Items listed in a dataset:
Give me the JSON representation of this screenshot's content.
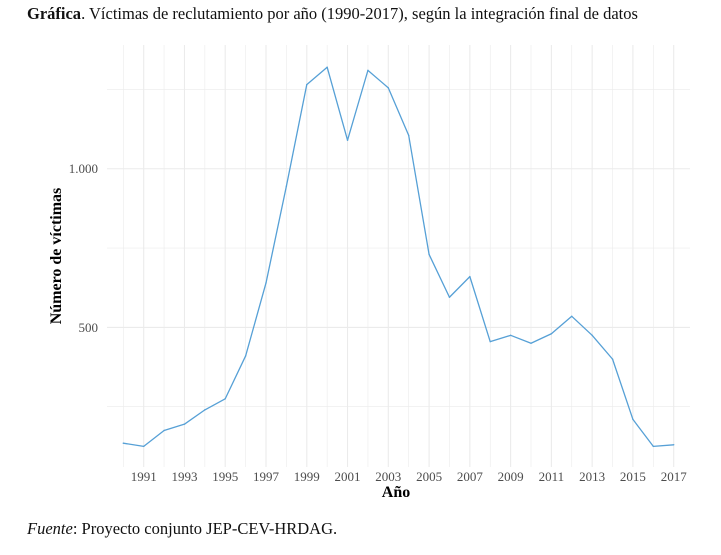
{
  "caption": {
    "lead": "Gráfica",
    "text": ". Víctimas de reclutamiento por año (1990-2017), según la integración final de datos"
  },
  "source": {
    "lead": "Fuente",
    "text": ": Proyecto conjunto JEP-CEV-HRDAG."
  },
  "colors": {
    "line": "#56a0d6",
    "grid": "#ebebeb",
    "text": "#111111",
    "tick_label": "#4d4d4d"
  },
  "chart_data": {
    "type": "line",
    "title": "",
    "xlabel": "Año",
    "ylabel": "Número de víctimas",
    "xlim": [
      1989.2,
      2017.8
    ],
    "ylim": [
      60,
      1390
    ],
    "xticks": [
      1991,
      1993,
      1995,
      1997,
      1999,
      2001,
      2003,
      2005,
      2007,
      2009,
      2011,
      2013,
      2015,
      2017
    ],
    "xtick_labels": [
      "1991",
      "1993",
      "1995",
      "1997",
      "1999",
      "2001",
      "2003",
      "2005",
      "2007",
      "2009",
      "2011",
      "2013",
      "2015",
      "2017"
    ],
    "yticks": [
      500,
      1000
    ],
    "ytick_labels": [
      "500",
      "1.000"
    ],
    "grid": true,
    "legend": "none",
    "x": [
      1990,
      1991,
      1992,
      1993,
      1994,
      1995,
      1996,
      1997,
      1998,
      1999,
      2000,
      2001,
      2002,
      2003,
      2004,
      2005,
      2006,
      2007,
      2008,
      2009,
      2010,
      2011,
      2012,
      2013,
      2014,
      2015,
      2016,
      2017
    ],
    "series": [
      {
        "values": [
          135,
          125,
          175,
          195,
          240,
          275,
          410,
          640,
          945,
          1265,
          1320,
          1090,
          1310,
          1255,
          1105,
          730,
          595,
          660,
          455,
          475,
          450,
          480,
          535,
          475,
          400,
          210,
          125,
          130
        ]
      }
    ]
  }
}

#### PROBLEM STATEMENT:
Leave out the pictures and transcribe everything else exactly.

#### ANSWER TO THIS PROBLEM:
Give me the JSON representation of this screenshot's content.
{
  "caption": {
    "lead": "Gráfica",
    "text": ". Víctimas de reclutamiento por año (1990-2017), según la integración final de datos"
  },
  "source": {
    "lead": "Fuente",
    "text": ": Proyecto conjunto JEP-CEV-HRDAG."
  },
  "colors": {
    "line": "#56a0d6",
    "grid": "#ebebeb",
    "text": "#111111",
    "tick_label": "#4d4d4d"
  },
  "chart_data": {
    "type": "line",
    "title": "",
    "xlabel": "Año",
    "ylabel": "Número de víctimas",
    "xlim": [
      1989.2,
      2017.8
    ],
    "ylim": [
      60,
      1390
    ],
    "xticks": [
      1991,
      1993,
      1995,
      1997,
      1999,
      2001,
      2003,
      2005,
      2007,
      2009,
      2011,
      2013,
      2015,
      2017
    ],
    "xtick_labels": [
      "1991",
      "1993",
      "1995",
      "1997",
      "1999",
      "2001",
      "2003",
      "2005",
      "2007",
      "2009",
      "2011",
      "2013",
      "2015",
      "2017"
    ],
    "yticks": [
      500,
      1000
    ],
    "ytick_labels": [
      "500",
      "1.000"
    ],
    "grid": true,
    "legend": "none",
    "x": [
      1990,
      1991,
      1992,
      1993,
      1994,
      1995,
      1996,
      1997,
      1998,
      1999,
      2000,
      2001,
      2002,
      2003,
      2004,
      2005,
      2006,
      2007,
      2008,
      2009,
      2010,
      2011,
      2012,
      2013,
      2014,
      2015,
      2016,
      2017
    ],
    "series": [
      {
        "values": [
          135,
          125,
          175,
          195,
          240,
          275,
          410,
          640,
          945,
          1265,
          1320,
          1090,
          1310,
          1255,
          1105,
          730,
          595,
          660,
          455,
          475,
          450,
          480,
          535,
          475,
          400,
          210,
          125,
          130
        ]
      }
    ]
  }
}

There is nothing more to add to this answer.